PANDANGAN DAN SIKAP MUSLIM TERHADAP IBADAH PUASA -
PANDANGAN DAN SIKAP MUSLIM TERHADAP IBADAH
PUASA
-
Puji Syukur kita yang terbesar dan terus
menerus kehadirat Allah Subhana Wa Taala yang telah me-Rahmati kita dengan
memberi kita sebuah kesempatan emas, sekali lagi, untuk dapat berjumpa, bertatap
sapa dan berjalan bersama bulan mulia Ramadhan. Semoga Allah menambahkan berkah
ini dengan dapatnya kita untuk melaksanakan ibadah puasa dan ibadah ibadah yang
menmbah keberkahan puasa. Lalu apa yang perlu kita bangun untuk bisa memberi
kesempatan dalam mencapainya? Tentu saja, kita pertama perlu untuk membangun
pandangan kita, persepsi kita serta sikap kita pada Puasa. Rasulullah
Shalallahu Alaihi Wasallam bersabda,
-
“Seorang yang berpuasa memiliki dua macam
kegembiraan. Kegembiraan Ketika berbuka, dan kegembiraan Ketika bertemu dengan
Tuhannya.” (HR. Bukhari & Muslim)
Sabda Rasulullah ini adalah sebuah petunjuk pada kita bagaimana
besarnya kegembiraan yang patut digambarkan oleh setiap muslim. Ini juga
mungkin bisa menjadi sentilan kepada saudara muslim yang lainnya yang belum
mendapat penjelasan terhadap amal Puasa dengan baik, ataupun amal ibadah
Ramadhan dengan baik. Seringkali kita melaksanakan sebuah ibadah hanya dengan
talid saja tanpa mengetahui makna dari ibadah itu. Sehingga kita tidak dapat
mendalami dengan keikhlasan kita dalam mewujudkannya.
Begitupula menjadi petunjuk kepada setiap muslim. Dengan adanya
rasa suka, bahagia, senang, ikhlas dalam melaksanakan puasa maka itu semua akan
terasa mudah. Juga tidak akan terasa memberatkan kita.
Ketika seseorang mengetahui faedah faedah daripada suatu ibadah
maka ia akan gampang, dan merasa senang dalam mekasankannya. Itulah mengapa
kita sering diperingatkan oleh para salaf, bahwa -Seorang muslim yang baik
adalah seorang muslim yang memprhatikan ibadahnya.
Sempurnanya suatu ibadah, kegiatan, aktivitas, atau apapun itu bisa
terealisasikan karena ada perasaan senang didalamnya. Lalu kesempurnaan ibadah
di dapat dari awalnya rasa senag didalamnya. Dan kesempurnaan seorang hamba
karena dia menyibukkan diri dalam amal amal ibdahnya. Sehingga dirinya akan
diselimuti oleh Nur, oleh cahaya. Cahaya cahaya ini tidak dapat dirasakan oleh
orang orang biasa, namun para waliyallah akan dapat melihat dan merasakannya.
Dan tentu saja Nur itu akan menampakkan dirinya ketika kita nanti berad di
padang Mahsyar.

§ **DATA YANG DIBERIKAN**:
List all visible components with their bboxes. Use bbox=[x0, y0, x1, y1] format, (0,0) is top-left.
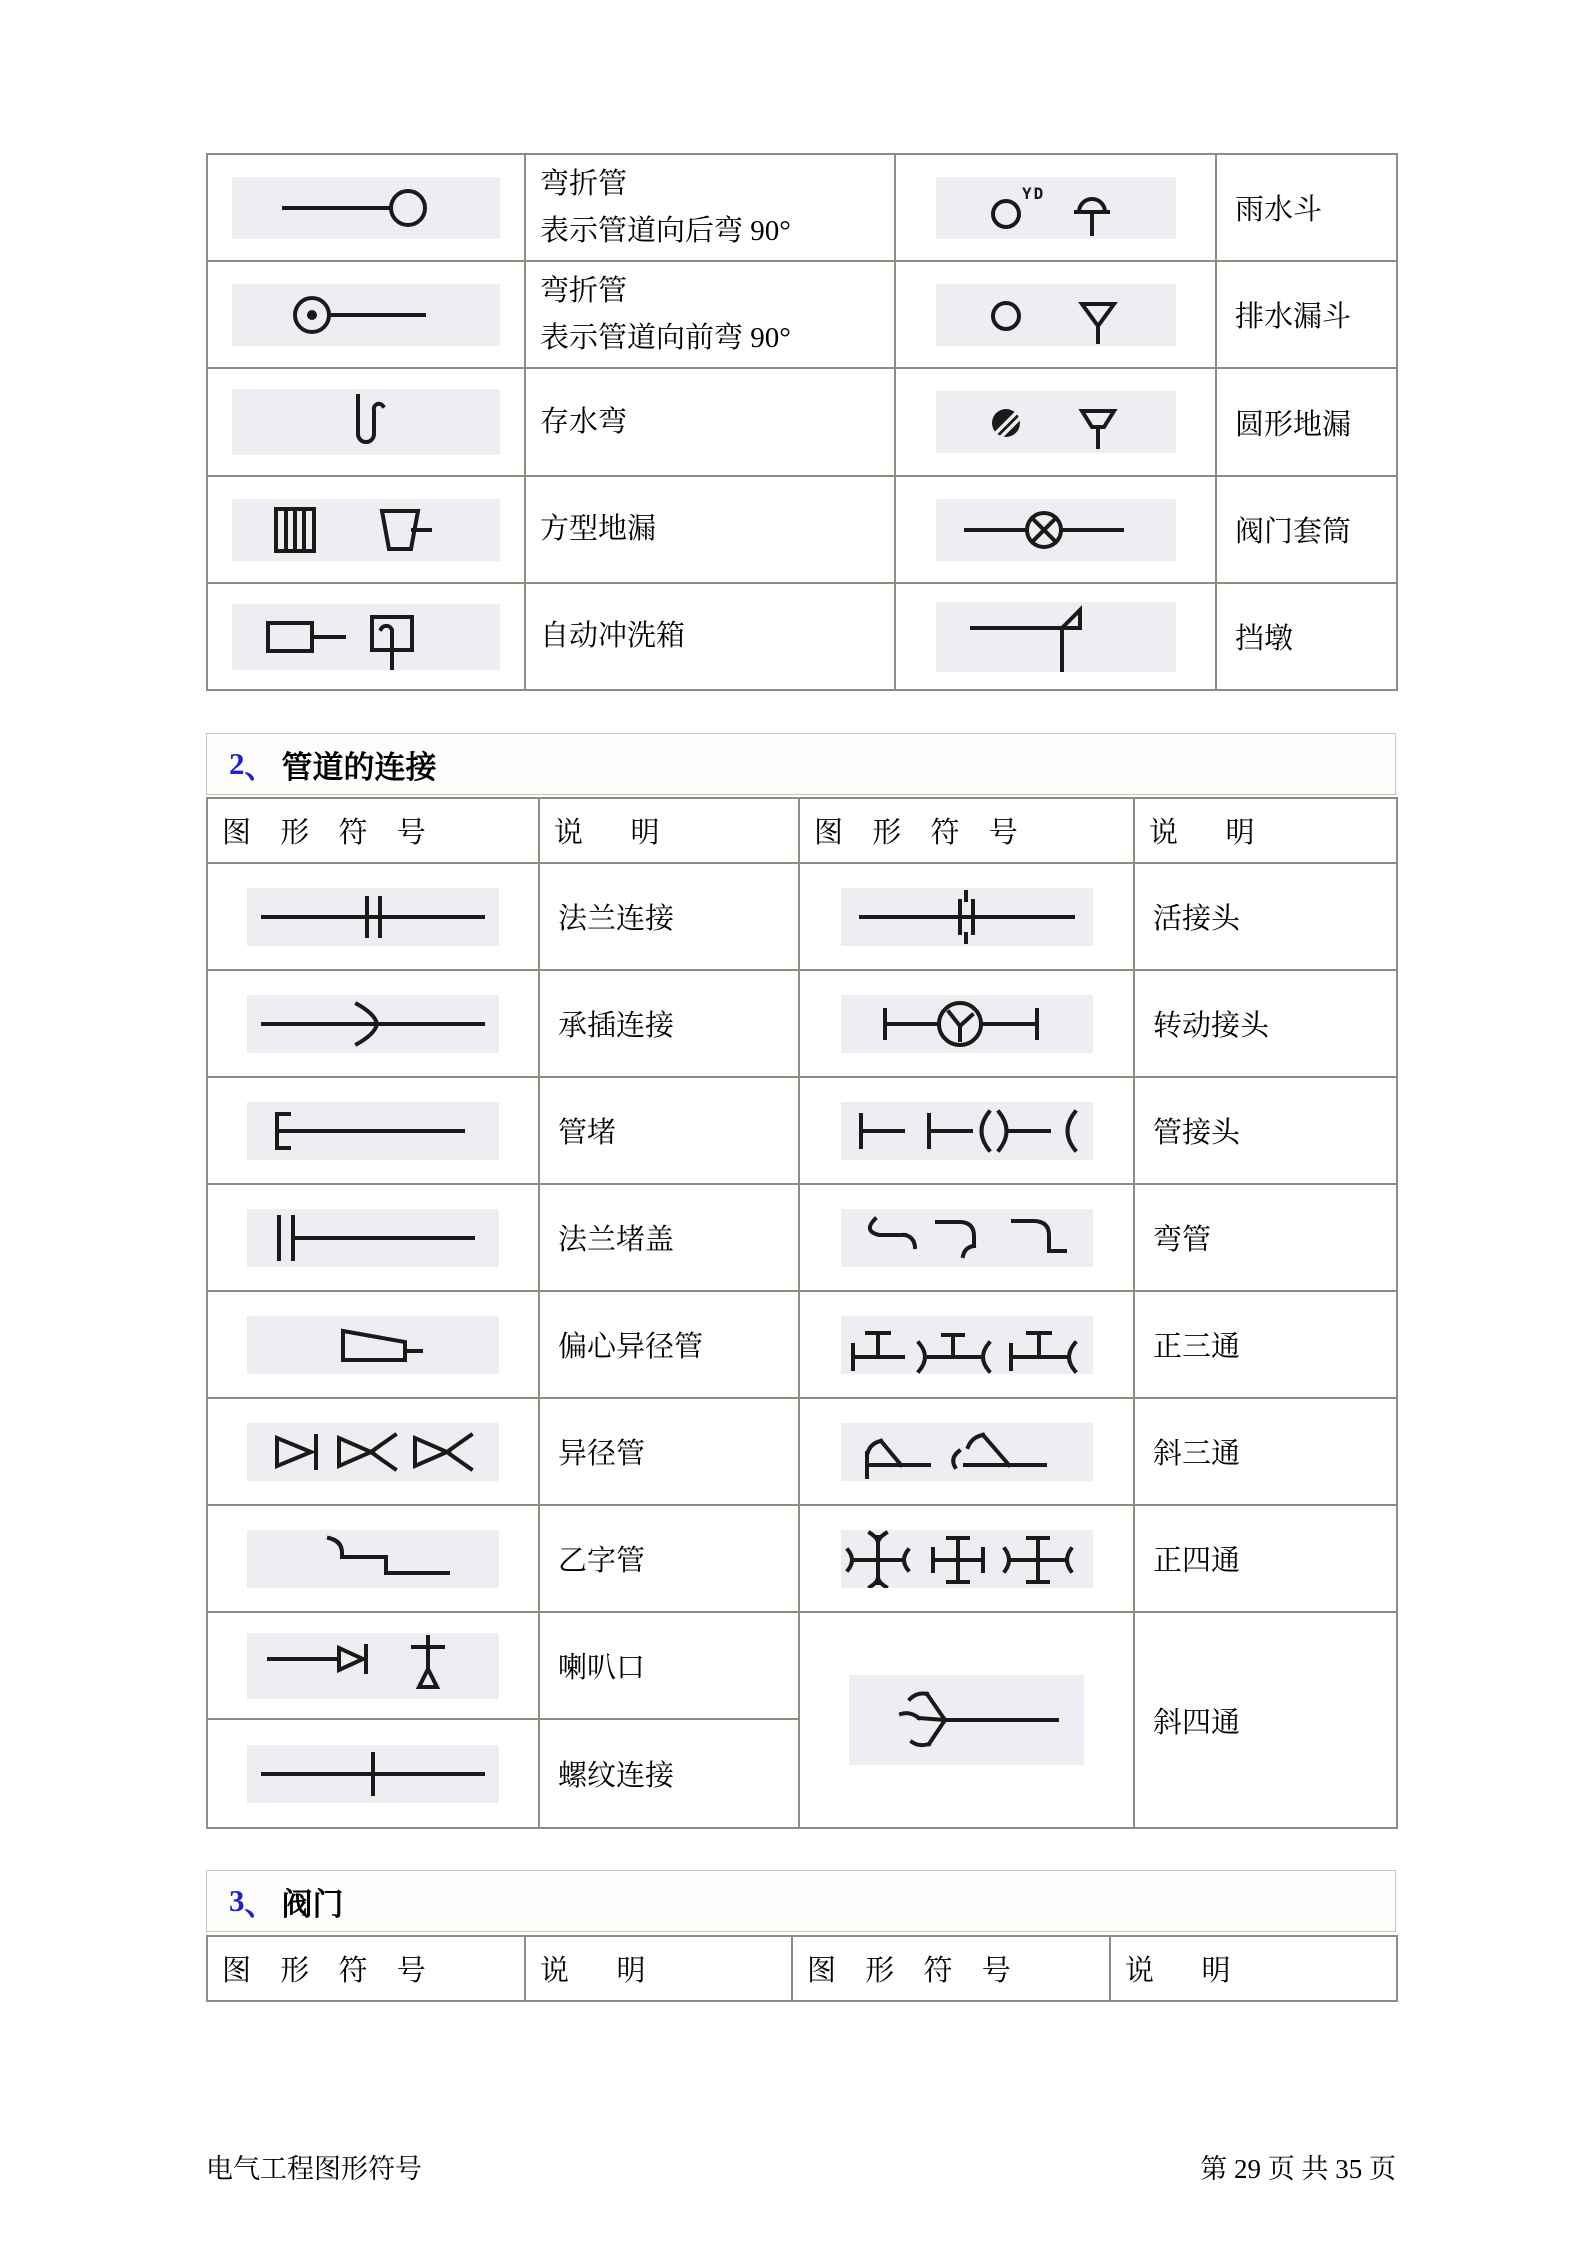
description-line: 弯折管 bbox=[540, 274, 628, 307]
symbol-box bbox=[841, 995, 1093, 1053]
table-row bbox=[207, 583, 1397, 690]
pipe-coupling-symbol bbox=[841, 1102, 1093, 1160]
label-cell: 转动接头 bbox=[1134, 970, 1397, 1077]
pipe-bend-back-symbol bbox=[232, 177, 500, 239]
square-floor-drain-symbol bbox=[232, 499, 500, 561]
section-title: 管道的连接 bbox=[281, 749, 437, 785]
rain-water-hopper-symbol bbox=[936, 177, 1176, 239]
column-header: 说 明 bbox=[1110, 1936, 1397, 2001]
table-row bbox=[207, 1184, 1397, 1291]
bent-pipe-symbol bbox=[841, 1209, 1093, 1267]
pipe-plug-symbol bbox=[247, 1102, 499, 1160]
socket-connection-symbol bbox=[247, 995, 499, 1053]
table-row bbox=[207, 1505, 1397, 1612]
pipe-bend-front-symbol bbox=[232, 284, 500, 346]
symbol-cell bbox=[207, 970, 539, 1077]
label-cell: 承插连接 bbox=[539, 970, 799, 1077]
symbol-box bbox=[936, 499, 1176, 561]
symbol-box bbox=[841, 888, 1093, 946]
straight-tee-symbol bbox=[841, 1316, 1093, 1374]
label-cell: 异径管 bbox=[539, 1398, 799, 1505]
label-cell: 斜三通 bbox=[1134, 1398, 1397, 1505]
auto-flush-tank-symbol bbox=[232, 604, 500, 670]
label-cell: 圆形地漏 bbox=[1216, 368, 1397, 476]
symbol-cell bbox=[207, 368, 525, 476]
column-header: 图 形 符 号 bbox=[799, 798, 1134, 863]
table-row bbox=[207, 1398, 1397, 1505]
column-header: 图 形 符 号 bbox=[207, 1936, 525, 2001]
description-line: 表示管道向前弯 90° bbox=[540, 321, 791, 354]
oblique-tee-symbol bbox=[841, 1423, 1093, 1481]
description-cell bbox=[525, 583, 895, 690]
table-row bbox=[207, 261, 1397, 368]
bell-mouth-symbol bbox=[247, 1633, 499, 1699]
label-cell: 排水漏斗 bbox=[1216, 261, 1397, 368]
table-row bbox=[207, 154, 1397, 261]
column-header: 说 明 bbox=[539, 798, 799, 863]
label-cell: 管接头 bbox=[1134, 1077, 1397, 1184]
symbol-box bbox=[841, 1316, 1093, 1374]
rotary-joint-symbol bbox=[841, 995, 1093, 1053]
symbol-cell bbox=[895, 583, 1216, 690]
symbol-box bbox=[841, 1209, 1093, 1267]
symbol-cell bbox=[799, 1505, 1134, 1612]
description-cell bbox=[525, 261, 895, 368]
symbol-cell bbox=[207, 1184, 539, 1291]
symbol-box bbox=[936, 602, 1176, 672]
table-row bbox=[207, 970, 1397, 1077]
column-header: 说 明 bbox=[1134, 798, 1397, 863]
label-cell: 偏心异径管 bbox=[539, 1291, 799, 1398]
label-cell: 螺纹连接 bbox=[539, 1719, 799, 1828]
drain-funnel-symbol bbox=[936, 284, 1176, 346]
section-number: 3 bbox=[229, 1883, 245, 1918]
z-pipe-symbol bbox=[247, 1530, 499, 1588]
footer-doc-title: 电气工程图形符号 bbox=[206, 2154, 422, 2184]
symbol-box bbox=[247, 1316, 499, 1374]
label-cell: 弯管 bbox=[1134, 1184, 1397, 1291]
flange-connection-symbol bbox=[247, 888, 499, 946]
symbol-box bbox=[247, 1102, 499, 1160]
symbol-box bbox=[247, 1745, 499, 1803]
threaded-connection-symbol bbox=[247, 1745, 499, 1803]
description-cell bbox=[525, 476, 895, 583]
symbol-box bbox=[841, 1530, 1093, 1588]
symbol-box bbox=[841, 1102, 1093, 1160]
symbols-table-2 bbox=[206, 797, 1398, 1829]
label-cell: 乙字管 bbox=[539, 1505, 799, 1612]
symbol-cell bbox=[207, 261, 525, 368]
footer-page-info: 第 29 页 共 35 页 bbox=[1200, 2154, 1396, 2184]
symbol-cell bbox=[799, 1291, 1134, 1398]
section-separator: 、 bbox=[244, 749, 276, 785]
straight-cross-symbol bbox=[841, 1530, 1093, 1588]
symbol-cell bbox=[207, 476, 525, 583]
table-row bbox=[207, 1077, 1397, 1184]
symbol-cell bbox=[207, 1505, 539, 1612]
table-row bbox=[207, 1612, 1397, 1719]
symbol-box bbox=[247, 1209, 499, 1267]
label-cell: 雨水斗 bbox=[1216, 154, 1397, 261]
symbol-cell bbox=[207, 1077, 539, 1184]
symbol-cell bbox=[207, 863, 539, 970]
description-line: 自动冲洗箱 bbox=[540, 620, 686, 652]
symbol-box bbox=[247, 1423, 499, 1481]
symbol-cell bbox=[207, 1612, 539, 1719]
label-cell: 喇叭口 bbox=[539, 1612, 799, 1719]
symbol-box bbox=[232, 604, 500, 670]
section-separator: 、 bbox=[244, 1886, 276, 1922]
table-row bbox=[207, 368, 1397, 476]
symbol-cell bbox=[799, 1612, 1134, 1828]
symbol-cell bbox=[799, 1077, 1134, 1184]
symbol-box bbox=[936, 177, 1176, 239]
header-row bbox=[207, 1936, 1397, 2001]
symbol-box bbox=[841, 1423, 1093, 1481]
table-row bbox=[207, 1291, 1397, 1398]
label-cell: 阀门套筒 bbox=[1216, 476, 1397, 583]
label-cell: 正三通 bbox=[1134, 1291, 1397, 1398]
reducer-symbol bbox=[247, 1423, 499, 1481]
label-cell: 活接头 bbox=[1134, 863, 1397, 970]
symbol-box bbox=[232, 499, 500, 561]
symbols-table-3 bbox=[206, 1935, 1398, 2002]
symbol-text: YD bbox=[1021, 183, 1045, 203]
symbol-box bbox=[232, 177, 500, 239]
symbol-cell bbox=[207, 583, 525, 690]
label-cell: 正四通 bbox=[1134, 1505, 1397, 1612]
symbol-cell bbox=[799, 1398, 1134, 1505]
union-joint-symbol bbox=[841, 888, 1093, 946]
eccentric-reducer-symbol bbox=[247, 1316, 499, 1374]
label-cell: 法兰堵盖 bbox=[539, 1184, 799, 1291]
oblique-cross-symbol bbox=[849, 1675, 1084, 1765]
symbol-cell bbox=[799, 1184, 1134, 1291]
symbol-cell bbox=[207, 154, 525, 261]
symbol-box bbox=[849, 1675, 1084, 1765]
section-number: 2 bbox=[229, 746, 245, 781]
table-row bbox=[207, 476, 1397, 583]
symbol-cell bbox=[895, 368, 1216, 476]
symbol-box bbox=[247, 888, 499, 946]
symbol-cell bbox=[895, 476, 1216, 583]
symbol-box bbox=[232, 284, 500, 346]
label-cell: 挡墩 bbox=[1216, 583, 1397, 690]
symbol-box bbox=[232, 389, 500, 455]
symbol-cell bbox=[207, 1719, 539, 1828]
description-cell bbox=[525, 154, 895, 261]
symbol-box bbox=[247, 1633, 499, 1699]
valve-sleeve-symbol bbox=[936, 499, 1176, 561]
section-3-title-bar bbox=[206, 1870, 1396, 1932]
column-header: 图 形 符 号 bbox=[792, 1936, 1110, 2001]
symbol-cell bbox=[895, 154, 1216, 261]
description-line: 存水弯 bbox=[540, 405, 628, 438]
symbol-cell bbox=[799, 970, 1134, 1077]
column-header: 说 明 bbox=[525, 1936, 792, 2001]
label-cell: 管堵 bbox=[539, 1077, 799, 1184]
symbol-box bbox=[936, 284, 1176, 346]
symbol-cell bbox=[207, 1398, 539, 1505]
description-line: 表示管道向后弯 90° bbox=[540, 214, 791, 247]
stop-pier-symbol bbox=[936, 602, 1176, 672]
s-trap-symbol bbox=[232, 389, 500, 455]
symbol-box bbox=[247, 995, 499, 1053]
description-cell bbox=[525, 368, 895, 476]
symbol-box bbox=[936, 391, 1176, 453]
symbol-cell bbox=[799, 863, 1134, 970]
section-title: 阀门 bbox=[281, 1886, 344, 1922]
column-header: 图 形 符 号 bbox=[207, 798, 539, 863]
symbol-box bbox=[247, 1530, 499, 1588]
symbols-table-1 bbox=[206, 153, 1398, 691]
table-row bbox=[207, 863, 1397, 970]
section-2-title-bar bbox=[206, 733, 1396, 795]
symbol-cell bbox=[207, 1291, 539, 1398]
label-cell: 法兰连接 bbox=[539, 863, 799, 970]
description-line: 弯折管 bbox=[540, 167, 628, 200]
symbol-cell bbox=[895, 261, 1216, 368]
header-row bbox=[207, 798, 1397, 863]
label-cell: 斜四通 bbox=[1134, 1612, 1397, 1828]
flange-blind-cover-symbol bbox=[247, 1209, 499, 1267]
description-line: 方型地漏 bbox=[540, 513, 657, 545]
round-floor-drain-symbol bbox=[936, 391, 1176, 453]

§ **YANG HARUS DIKERJAKAN**:
A. Salin persis bagian teks tentang puasa yang dimulai dari kata "Sempurnanya suatu ibadah, kegiatan, aktivitas, atau" dan berhenti setelah kata "melihat dan merasakannya.".
B. Ulangi kata demi kata baris-baris di dalam catatan yang dimulai dari baris berisi "description-line: 弯折管 bbox=[540, 274, 628, 307]" dan berhenti setelah baris berisi "pipe-bend-front-symbol bbox=[232, 284, 500, 346]", dengan kedua baris itu ikut disertakan.
Catatan-catatan ini tidak ada hubungannya dengan teks tentang puasa.

§ **HASIL LATIHAN**:
A.
Sempurnanya suatu ibadah, kegiatan, aktivitas, atau apapun itu bisa
terealisasikan karena ada perasaan senang didalamnya. Lalu kesempurnaan ibadah
di dapat dari awalnya rasa senag didalamnya. Dan kesempurnaan seorang hamba
karena dia menyibukkan diri dalam amal amal ibdahnya. Sehingga dirinya akan
diselimuti oleh Nur, oleh cahaya. Cahaya cahaya ini tidak dapat dirasakan oleh
orang orang biasa, namun para waliyallah akan dapat melihat dan merasakannya.

B.
description-line: 弯折管 bbox=[540, 274, 628, 307]
symbol-box bbox=[841, 995, 1093, 1053]
table-row bbox=[207, 583, 1397, 690]
pipe-coupling-symbol bbox=[841, 1102, 1093, 1160]
label-cell: 转动接头 bbox=[1134, 970, 1397, 1077]
pipe-bend-back-symbol bbox=[232, 177, 500, 239]
square-floor-drain-symbol bbox=[232, 499, 500, 561]
section-title: 管道的连接 bbox=[281, 749, 437, 785]
rain-water-hopper-symbol bbox=[936, 177, 1176, 239]
column-header: 说 明 bbox=[1110, 1936, 1397, 2001]
table-row bbox=[207, 1184, 1397, 1291]
bent-pipe-symbol bbox=[841, 1209, 1093, 1267]
pipe-plug-symbol bbox=[247, 1102, 499, 1160]
socket-connection-symbol bbox=[247, 995, 499, 1053]
table-row bbox=[207, 1505, 1397, 1612]
pipe-bend-front-symbol bbox=[232, 284, 500, 346]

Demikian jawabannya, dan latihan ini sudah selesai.